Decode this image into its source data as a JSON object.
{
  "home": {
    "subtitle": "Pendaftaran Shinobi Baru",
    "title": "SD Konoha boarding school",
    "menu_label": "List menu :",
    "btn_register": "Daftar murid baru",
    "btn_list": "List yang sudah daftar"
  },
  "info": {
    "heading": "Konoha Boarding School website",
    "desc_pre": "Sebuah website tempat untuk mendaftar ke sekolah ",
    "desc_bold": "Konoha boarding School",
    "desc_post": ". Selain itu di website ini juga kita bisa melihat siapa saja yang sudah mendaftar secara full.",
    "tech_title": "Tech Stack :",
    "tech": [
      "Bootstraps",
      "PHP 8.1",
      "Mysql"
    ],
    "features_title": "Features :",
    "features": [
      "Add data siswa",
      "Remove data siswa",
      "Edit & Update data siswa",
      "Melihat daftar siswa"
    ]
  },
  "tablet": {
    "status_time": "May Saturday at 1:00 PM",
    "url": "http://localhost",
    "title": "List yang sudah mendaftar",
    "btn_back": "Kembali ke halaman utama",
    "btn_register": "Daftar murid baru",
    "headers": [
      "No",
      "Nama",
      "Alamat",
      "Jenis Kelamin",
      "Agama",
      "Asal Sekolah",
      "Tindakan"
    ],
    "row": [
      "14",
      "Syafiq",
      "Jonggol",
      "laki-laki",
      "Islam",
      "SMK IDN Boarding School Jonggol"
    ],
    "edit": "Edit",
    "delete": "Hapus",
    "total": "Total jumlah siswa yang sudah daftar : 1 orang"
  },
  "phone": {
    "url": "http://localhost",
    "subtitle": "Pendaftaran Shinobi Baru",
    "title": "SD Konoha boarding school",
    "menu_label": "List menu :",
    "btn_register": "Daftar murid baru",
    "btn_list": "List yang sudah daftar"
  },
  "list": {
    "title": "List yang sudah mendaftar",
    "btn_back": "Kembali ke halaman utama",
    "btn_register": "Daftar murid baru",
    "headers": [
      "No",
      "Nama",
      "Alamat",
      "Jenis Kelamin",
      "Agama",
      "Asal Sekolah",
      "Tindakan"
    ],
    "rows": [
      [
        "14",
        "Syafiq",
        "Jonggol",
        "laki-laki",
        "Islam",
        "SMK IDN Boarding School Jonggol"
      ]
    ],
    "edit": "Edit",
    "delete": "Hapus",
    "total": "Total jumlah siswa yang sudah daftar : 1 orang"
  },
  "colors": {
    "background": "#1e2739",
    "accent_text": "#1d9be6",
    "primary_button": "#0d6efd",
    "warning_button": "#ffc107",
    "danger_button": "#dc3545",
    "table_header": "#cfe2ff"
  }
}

•••••

# Directions
What is the number of lines that hold the string "siswa"? Give it alone.

# Solution below
6